Stored records:
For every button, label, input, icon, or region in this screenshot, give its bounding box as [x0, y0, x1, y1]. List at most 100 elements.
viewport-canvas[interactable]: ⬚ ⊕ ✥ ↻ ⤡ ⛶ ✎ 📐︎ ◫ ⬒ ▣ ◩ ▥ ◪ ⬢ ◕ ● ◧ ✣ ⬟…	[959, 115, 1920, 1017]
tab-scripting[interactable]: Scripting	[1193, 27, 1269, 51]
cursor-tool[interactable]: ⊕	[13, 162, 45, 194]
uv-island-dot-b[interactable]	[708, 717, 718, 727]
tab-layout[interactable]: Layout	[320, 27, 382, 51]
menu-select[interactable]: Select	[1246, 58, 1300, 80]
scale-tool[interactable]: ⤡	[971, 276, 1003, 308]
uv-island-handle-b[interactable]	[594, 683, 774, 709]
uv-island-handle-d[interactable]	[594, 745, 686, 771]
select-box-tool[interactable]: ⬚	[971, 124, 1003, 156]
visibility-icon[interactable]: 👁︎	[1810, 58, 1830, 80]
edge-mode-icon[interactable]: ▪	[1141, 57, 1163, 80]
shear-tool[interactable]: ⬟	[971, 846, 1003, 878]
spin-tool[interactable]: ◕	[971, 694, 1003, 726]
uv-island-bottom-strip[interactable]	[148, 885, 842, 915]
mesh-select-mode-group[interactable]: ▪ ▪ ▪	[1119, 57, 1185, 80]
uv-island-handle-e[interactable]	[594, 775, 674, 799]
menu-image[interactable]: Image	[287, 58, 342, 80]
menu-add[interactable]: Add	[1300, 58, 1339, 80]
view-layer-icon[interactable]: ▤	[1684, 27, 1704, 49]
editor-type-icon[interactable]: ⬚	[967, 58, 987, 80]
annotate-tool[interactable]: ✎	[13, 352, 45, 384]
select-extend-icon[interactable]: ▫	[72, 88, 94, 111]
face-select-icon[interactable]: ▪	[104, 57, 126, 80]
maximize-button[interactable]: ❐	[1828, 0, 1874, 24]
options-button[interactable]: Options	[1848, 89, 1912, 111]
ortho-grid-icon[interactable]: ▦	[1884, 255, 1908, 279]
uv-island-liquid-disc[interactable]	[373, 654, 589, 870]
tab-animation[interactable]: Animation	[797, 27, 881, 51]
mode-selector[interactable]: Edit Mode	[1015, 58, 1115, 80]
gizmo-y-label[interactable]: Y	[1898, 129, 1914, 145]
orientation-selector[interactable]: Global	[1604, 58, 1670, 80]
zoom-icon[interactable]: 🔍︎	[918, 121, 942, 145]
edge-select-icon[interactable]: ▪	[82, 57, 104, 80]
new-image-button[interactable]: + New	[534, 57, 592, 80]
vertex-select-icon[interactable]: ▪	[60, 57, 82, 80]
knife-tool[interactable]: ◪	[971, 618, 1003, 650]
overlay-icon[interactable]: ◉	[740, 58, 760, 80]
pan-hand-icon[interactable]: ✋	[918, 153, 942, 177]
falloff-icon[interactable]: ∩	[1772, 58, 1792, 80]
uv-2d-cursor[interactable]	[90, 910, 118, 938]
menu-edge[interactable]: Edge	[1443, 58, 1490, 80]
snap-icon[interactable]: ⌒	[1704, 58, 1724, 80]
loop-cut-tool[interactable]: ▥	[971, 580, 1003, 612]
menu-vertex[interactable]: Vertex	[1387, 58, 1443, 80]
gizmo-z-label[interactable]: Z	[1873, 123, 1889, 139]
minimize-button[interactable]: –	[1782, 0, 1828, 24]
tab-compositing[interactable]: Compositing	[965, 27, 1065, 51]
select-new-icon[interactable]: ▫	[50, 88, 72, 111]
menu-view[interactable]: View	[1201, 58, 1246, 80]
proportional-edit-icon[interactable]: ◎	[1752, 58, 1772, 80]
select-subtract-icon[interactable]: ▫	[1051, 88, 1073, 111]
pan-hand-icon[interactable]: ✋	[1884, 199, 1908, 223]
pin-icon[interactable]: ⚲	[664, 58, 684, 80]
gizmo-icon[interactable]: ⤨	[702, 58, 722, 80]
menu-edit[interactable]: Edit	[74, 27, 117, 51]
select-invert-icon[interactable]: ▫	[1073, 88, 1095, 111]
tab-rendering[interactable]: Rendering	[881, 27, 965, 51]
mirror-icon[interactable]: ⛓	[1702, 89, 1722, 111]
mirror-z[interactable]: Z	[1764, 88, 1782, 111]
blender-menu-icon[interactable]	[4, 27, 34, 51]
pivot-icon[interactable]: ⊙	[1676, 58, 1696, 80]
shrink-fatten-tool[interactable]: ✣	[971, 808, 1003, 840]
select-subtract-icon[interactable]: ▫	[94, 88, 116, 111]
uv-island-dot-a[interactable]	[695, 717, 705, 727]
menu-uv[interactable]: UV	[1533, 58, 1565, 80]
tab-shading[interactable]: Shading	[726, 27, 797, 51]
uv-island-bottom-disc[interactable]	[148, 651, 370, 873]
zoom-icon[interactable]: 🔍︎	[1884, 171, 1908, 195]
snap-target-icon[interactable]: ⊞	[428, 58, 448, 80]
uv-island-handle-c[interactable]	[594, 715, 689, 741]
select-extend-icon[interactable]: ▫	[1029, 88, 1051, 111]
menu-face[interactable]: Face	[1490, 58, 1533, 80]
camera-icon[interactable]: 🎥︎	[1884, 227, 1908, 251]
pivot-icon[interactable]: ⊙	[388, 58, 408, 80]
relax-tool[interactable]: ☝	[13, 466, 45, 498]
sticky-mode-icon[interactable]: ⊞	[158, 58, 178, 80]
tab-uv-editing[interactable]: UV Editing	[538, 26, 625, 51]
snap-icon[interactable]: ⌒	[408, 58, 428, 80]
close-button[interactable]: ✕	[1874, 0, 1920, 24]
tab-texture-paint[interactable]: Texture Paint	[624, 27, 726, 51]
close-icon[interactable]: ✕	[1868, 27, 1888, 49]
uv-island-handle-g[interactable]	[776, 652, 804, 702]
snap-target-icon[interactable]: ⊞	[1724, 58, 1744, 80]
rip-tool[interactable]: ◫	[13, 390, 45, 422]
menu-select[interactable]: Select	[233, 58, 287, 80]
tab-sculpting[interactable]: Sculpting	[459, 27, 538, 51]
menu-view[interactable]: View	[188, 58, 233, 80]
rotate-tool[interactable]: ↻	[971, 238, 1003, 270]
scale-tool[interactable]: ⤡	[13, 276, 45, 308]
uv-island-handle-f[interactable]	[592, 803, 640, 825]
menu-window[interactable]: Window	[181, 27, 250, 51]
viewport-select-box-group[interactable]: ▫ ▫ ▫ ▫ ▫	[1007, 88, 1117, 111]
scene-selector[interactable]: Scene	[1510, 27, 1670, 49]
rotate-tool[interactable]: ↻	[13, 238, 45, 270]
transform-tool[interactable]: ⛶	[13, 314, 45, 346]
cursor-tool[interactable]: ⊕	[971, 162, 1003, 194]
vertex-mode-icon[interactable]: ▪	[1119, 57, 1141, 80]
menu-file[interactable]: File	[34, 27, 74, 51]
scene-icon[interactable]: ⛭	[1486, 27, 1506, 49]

*Problem requirements*: Rewrite the records above, substituting "uv-island-grip" for every occurrence of "uv-island-handle" and leaving everything else untouched.

*Answer*:
For every button, label, input, icon, or region in this screenshot, give its bounding box as [x0, y0, x1, y1]. List at most 100 elements.
viewport-canvas[interactable]: ⬚ ⊕ ✥ ↻ ⤡ ⛶ ✎ 📐︎ ◫ ⬒ ▣ ◩ ▥ ◪ ⬢ ◕ ● ◧ ✣ ⬟…	[959, 115, 1920, 1017]
tab-scripting[interactable]: Scripting	[1193, 27, 1269, 51]
cursor-tool[interactable]: ⊕	[13, 162, 45, 194]
uv-island-dot-b[interactable]	[708, 717, 718, 727]
tab-layout[interactable]: Layout	[320, 27, 382, 51]
menu-select[interactable]: Select	[1246, 58, 1300, 80]
scale-tool[interactable]: ⤡	[971, 276, 1003, 308]
uv-island-grip-b[interactable]	[594, 683, 774, 709]
uv-island-grip-d[interactable]	[594, 745, 686, 771]
select-box-tool[interactable]: ⬚	[971, 124, 1003, 156]
visibility-icon[interactable]: 👁︎	[1810, 58, 1830, 80]
edge-mode-icon[interactable]: ▪	[1141, 57, 1163, 80]
shear-tool[interactable]: ⬟	[971, 846, 1003, 878]
spin-tool[interactable]: ◕	[971, 694, 1003, 726]
uv-island-bottom-strip[interactable]	[148, 885, 842, 915]
mesh-select-mode-group[interactable]: ▪ ▪ ▪	[1119, 57, 1185, 80]
uv-island-grip-e[interactable]	[594, 775, 674, 799]
menu-image[interactable]: Image	[287, 58, 342, 80]
menu-add[interactable]: Add	[1300, 58, 1339, 80]
view-layer-icon[interactable]: ▤	[1684, 27, 1704, 49]
editor-type-icon[interactable]: ⬚	[967, 58, 987, 80]
annotate-tool[interactable]: ✎	[13, 352, 45, 384]
select-extend-icon[interactable]: ▫	[72, 88, 94, 111]
face-select-icon[interactable]: ▪	[104, 57, 126, 80]
maximize-button[interactable]: ❐	[1828, 0, 1874, 24]
options-button[interactable]: Options	[1848, 89, 1912, 111]
ortho-grid-icon[interactable]: ▦	[1884, 255, 1908, 279]
uv-island-liquid-disc[interactable]	[373, 654, 589, 870]
tab-animation[interactable]: Animation	[797, 27, 881, 51]
mode-selector[interactable]: Edit Mode	[1015, 58, 1115, 80]
gizmo-y-label[interactable]: Y	[1898, 129, 1914, 145]
orientation-selector[interactable]: Global	[1604, 58, 1670, 80]
zoom-icon[interactable]: 🔍︎	[918, 121, 942, 145]
edge-select-icon[interactable]: ▪	[82, 57, 104, 80]
new-image-button[interactable]: + New	[534, 57, 592, 80]
vertex-select-icon[interactable]: ▪	[60, 57, 82, 80]
knife-tool[interactable]: ◪	[971, 618, 1003, 650]
overlay-icon[interactable]: ◉	[740, 58, 760, 80]
pan-hand-icon[interactable]: ✋	[918, 153, 942, 177]
falloff-icon[interactable]: ∩	[1772, 58, 1792, 80]
uv-2d-cursor[interactable]	[90, 910, 118, 938]
menu-edge[interactable]: Edge	[1443, 58, 1490, 80]
snap-icon[interactable]: ⌒	[1704, 58, 1724, 80]
loop-cut-tool[interactable]: ▥	[971, 580, 1003, 612]
menu-vertex[interactable]: Vertex	[1387, 58, 1443, 80]
gizmo-z-label[interactable]: Z	[1873, 123, 1889, 139]
minimize-button[interactable]: –	[1782, 0, 1828, 24]
tab-compositing[interactable]: Compositing	[965, 27, 1065, 51]
select-new-icon[interactable]: ▫	[50, 88, 72, 111]
menu-view[interactable]: View	[1201, 58, 1246, 80]
proportional-edit-icon[interactable]: ◎	[1752, 58, 1772, 80]
select-subtract-icon[interactable]: ▫	[1051, 88, 1073, 111]
pan-hand-icon[interactable]: ✋	[1884, 199, 1908, 223]
pin-icon[interactable]: ⚲	[664, 58, 684, 80]
gizmo-icon[interactable]: ⤨	[702, 58, 722, 80]
menu-edit[interactable]: Edit	[74, 27, 117, 51]
select-invert-icon[interactable]: ▫	[1073, 88, 1095, 111]
tab-rendering[interactable]: Rendering	[881, 27, 965, 51]
mirror-icon[interactable]: ⛓	[1702, 89, 1722, 111]
mirror-z[interactable]: Z	[1764, 88, 1782, 111]
blender-menu-icon[interactable]	[4, 27, 34, 51]
pivot-icon[interactable]: ⊙	[1676, 58, 1696, 80]
shrink-fatten-tool[interactable]: ✣	[971, 808, 1003, 840]
select-subtract-icon[interactable]: ▫	[94, 88, 116, 111]
uv-island-dot-a[interactable]	[695, 717, 705, 727]
menu-uv[interactable]: UV	[1533, 58, 1565, 80]
tab-shading[interactable]: Shading	[726, 27, 797, 51]
uv-island-bottom-disc[interactable]	[148, 651, 370, 873]
zoom-icon[interactable]: 🔍︎	[1884, 171, 1908, 195]
snap-target-icon[interactable]: ⊞	[428, 58, 448, 80]
uv-island-grip-c[interactable]	[594, 715, 689, 741]
select-extend-icon[interactable]: ▫	[1029, 88, 1051, 111]
menu-face[interactable]: Face	[1490, 58, 1533, 80]
camera-icon[interactable]: 🎥︎	[1884, 227, 1908, 251]
pivot-icon[interactable]: ⊙	[388, 58, 408, 80]
relax-tool[interactable]: ☝	[13, 466, 45, 498]
sticky-mode-icon[interactable]: ⊞	[158, 58, 178, 80]
tab-uv-editing[interactable]: UV Editing	[538, 26, 625, 51]
snap-icon[interactable]: ⌒	[408, 58, 428, 80]
close-button[interactable]: ✕	[1874, 0, 1920, 24]
tab-texture-paint[interactable]: Texture Paint	[624, 27, 726, 51]
close-icon[interactable]: ✕	[1868, 27, 1888, 49]
uv-island-grip-g[interactable]	[776, 652, 804, 702]
snap-target-icon[interactable]: ⊞	[1724, 58, 1744, 80]
rip-tool[interactable]: ◫	[13, 390, 45, 422]
menu-select[interactable]: Select	[233, 58, 287, 80]
tab-sculpting[interactable]: Sculpting	[459, 27, 538, 51]
menu-view[interactable]: View	[188, 58, 233, 80]
rotate-tool[interactable]: ↻	[971, 238, 1003, 270]
scale-tool[interactable]: ⤡	[13, 276, 45, 308]
uv-island-grip-f[interactable]	[592, 803, 640, 825]
menu-window[interactable]: Window	[181, 27, 250, 51]
viewport-select-box-group[interactable]: ▫ ▫ ▫ ▫ ▫	[1007, 88, 1117, 111]
scene-selector[interactable]: Scene	[1510, 27, 1670, 49]
rotate-tool[interactable]: ↻	[13, 238, 45, 270]
transform-tool[interactable]: ⛶	[13, 314, 45, 346]
cursor-tool[interactable]: ⊕	[971, 162, 1003, 194]
vertex-mode-icon[interactable]: ▪	[1119, 57, 1141, 80]
menu-file[interactable]: File	[34, 27, 74, 51]
scene-icon[interactable]: ⛭	[1486, 27, 1506, 49]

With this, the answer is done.